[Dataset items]
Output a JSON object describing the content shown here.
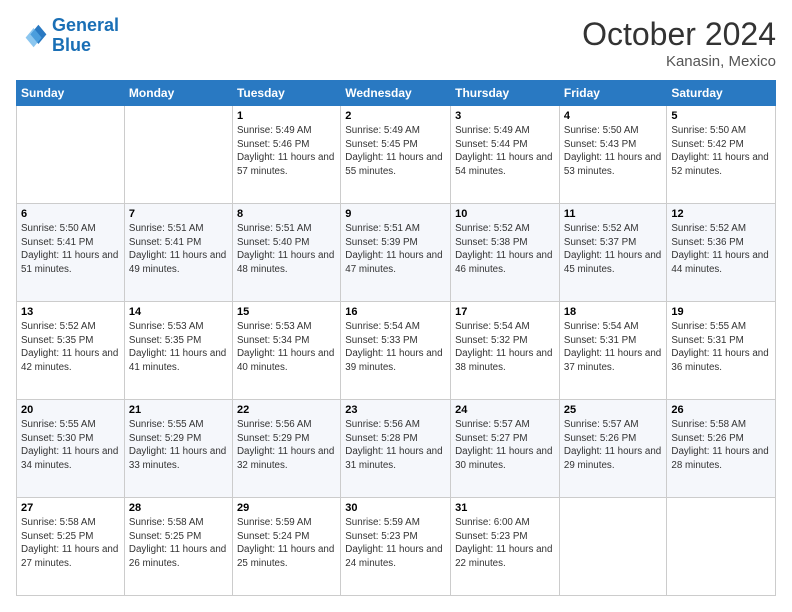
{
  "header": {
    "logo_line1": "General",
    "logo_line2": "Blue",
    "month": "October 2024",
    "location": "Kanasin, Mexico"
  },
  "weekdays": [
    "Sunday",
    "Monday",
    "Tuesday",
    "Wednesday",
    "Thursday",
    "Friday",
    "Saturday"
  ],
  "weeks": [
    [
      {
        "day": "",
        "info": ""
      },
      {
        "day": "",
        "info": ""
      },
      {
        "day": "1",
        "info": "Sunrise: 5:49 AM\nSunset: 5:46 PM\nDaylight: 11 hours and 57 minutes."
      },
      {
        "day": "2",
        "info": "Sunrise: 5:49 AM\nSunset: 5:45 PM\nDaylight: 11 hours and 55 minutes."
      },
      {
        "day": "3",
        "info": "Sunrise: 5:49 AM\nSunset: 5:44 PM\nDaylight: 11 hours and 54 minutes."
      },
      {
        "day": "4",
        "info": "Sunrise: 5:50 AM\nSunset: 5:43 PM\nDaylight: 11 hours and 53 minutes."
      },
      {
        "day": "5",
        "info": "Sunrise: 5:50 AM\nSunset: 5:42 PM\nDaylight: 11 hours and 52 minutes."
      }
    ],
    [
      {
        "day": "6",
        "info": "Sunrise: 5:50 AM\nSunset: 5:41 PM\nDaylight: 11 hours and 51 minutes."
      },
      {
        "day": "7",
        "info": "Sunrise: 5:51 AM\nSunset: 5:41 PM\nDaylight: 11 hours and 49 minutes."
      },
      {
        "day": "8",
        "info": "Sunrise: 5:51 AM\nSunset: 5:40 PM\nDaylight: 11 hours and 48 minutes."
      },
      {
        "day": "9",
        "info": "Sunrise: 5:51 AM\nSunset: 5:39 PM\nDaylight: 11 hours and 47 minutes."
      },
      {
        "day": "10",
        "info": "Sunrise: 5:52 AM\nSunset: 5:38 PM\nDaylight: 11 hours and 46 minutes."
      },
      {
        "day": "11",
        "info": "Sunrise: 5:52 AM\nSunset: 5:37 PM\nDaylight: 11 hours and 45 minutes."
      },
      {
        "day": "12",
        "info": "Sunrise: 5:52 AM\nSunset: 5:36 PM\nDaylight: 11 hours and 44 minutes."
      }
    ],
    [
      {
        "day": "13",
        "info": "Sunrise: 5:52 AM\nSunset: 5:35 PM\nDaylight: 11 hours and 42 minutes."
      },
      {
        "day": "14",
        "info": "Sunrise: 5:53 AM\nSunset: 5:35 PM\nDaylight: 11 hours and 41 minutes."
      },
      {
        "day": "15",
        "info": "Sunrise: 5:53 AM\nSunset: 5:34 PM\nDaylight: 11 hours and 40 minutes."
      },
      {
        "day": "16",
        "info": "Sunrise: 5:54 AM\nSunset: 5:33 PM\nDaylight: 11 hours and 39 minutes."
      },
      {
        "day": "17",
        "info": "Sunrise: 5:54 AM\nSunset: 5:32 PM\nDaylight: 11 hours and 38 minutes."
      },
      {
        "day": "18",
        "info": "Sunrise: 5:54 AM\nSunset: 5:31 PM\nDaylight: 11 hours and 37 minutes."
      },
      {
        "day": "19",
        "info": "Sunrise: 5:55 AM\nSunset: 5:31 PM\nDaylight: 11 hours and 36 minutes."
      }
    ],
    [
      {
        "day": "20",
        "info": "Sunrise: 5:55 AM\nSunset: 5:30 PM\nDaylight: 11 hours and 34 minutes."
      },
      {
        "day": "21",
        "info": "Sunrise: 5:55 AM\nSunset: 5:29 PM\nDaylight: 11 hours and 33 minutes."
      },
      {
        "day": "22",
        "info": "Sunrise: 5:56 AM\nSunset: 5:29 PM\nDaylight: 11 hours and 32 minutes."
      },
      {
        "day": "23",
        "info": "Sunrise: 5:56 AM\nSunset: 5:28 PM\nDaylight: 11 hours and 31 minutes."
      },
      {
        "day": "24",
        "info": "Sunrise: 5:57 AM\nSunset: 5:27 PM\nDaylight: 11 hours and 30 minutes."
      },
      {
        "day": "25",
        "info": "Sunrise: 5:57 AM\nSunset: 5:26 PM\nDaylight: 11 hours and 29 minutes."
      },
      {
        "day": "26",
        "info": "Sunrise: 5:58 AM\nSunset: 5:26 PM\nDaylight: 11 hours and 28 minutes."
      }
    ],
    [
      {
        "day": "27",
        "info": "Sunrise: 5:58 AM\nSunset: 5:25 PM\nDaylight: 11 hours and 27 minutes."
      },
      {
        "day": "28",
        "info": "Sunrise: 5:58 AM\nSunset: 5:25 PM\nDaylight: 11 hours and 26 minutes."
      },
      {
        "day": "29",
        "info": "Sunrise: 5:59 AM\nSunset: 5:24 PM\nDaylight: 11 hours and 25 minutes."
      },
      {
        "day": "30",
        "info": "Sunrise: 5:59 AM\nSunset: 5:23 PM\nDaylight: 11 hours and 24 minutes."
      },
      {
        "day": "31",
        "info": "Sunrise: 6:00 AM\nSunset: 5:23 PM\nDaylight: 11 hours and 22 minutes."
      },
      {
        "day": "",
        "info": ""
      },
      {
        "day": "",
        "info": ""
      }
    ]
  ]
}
--
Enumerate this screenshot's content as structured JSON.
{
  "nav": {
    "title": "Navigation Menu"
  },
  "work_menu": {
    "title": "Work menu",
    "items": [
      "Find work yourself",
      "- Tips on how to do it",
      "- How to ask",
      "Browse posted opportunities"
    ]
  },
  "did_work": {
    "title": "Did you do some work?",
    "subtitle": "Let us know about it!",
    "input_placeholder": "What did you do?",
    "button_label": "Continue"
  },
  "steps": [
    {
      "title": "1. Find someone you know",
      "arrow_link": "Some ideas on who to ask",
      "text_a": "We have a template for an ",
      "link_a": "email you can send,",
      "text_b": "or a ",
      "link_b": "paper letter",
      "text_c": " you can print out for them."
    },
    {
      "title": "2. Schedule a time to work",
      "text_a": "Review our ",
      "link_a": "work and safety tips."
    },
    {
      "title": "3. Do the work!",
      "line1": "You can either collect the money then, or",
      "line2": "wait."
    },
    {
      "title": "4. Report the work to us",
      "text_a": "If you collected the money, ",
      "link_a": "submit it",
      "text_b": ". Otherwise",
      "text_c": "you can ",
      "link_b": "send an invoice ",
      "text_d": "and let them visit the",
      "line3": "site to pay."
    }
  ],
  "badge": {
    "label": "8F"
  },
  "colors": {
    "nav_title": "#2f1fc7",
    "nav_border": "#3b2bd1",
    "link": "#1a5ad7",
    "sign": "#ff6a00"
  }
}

→ **Exercise**
List every line above that holds the word "them".

→ **Expected answer**
      "text_c": " you can print out for them."
      "text_d": "and let them visit the",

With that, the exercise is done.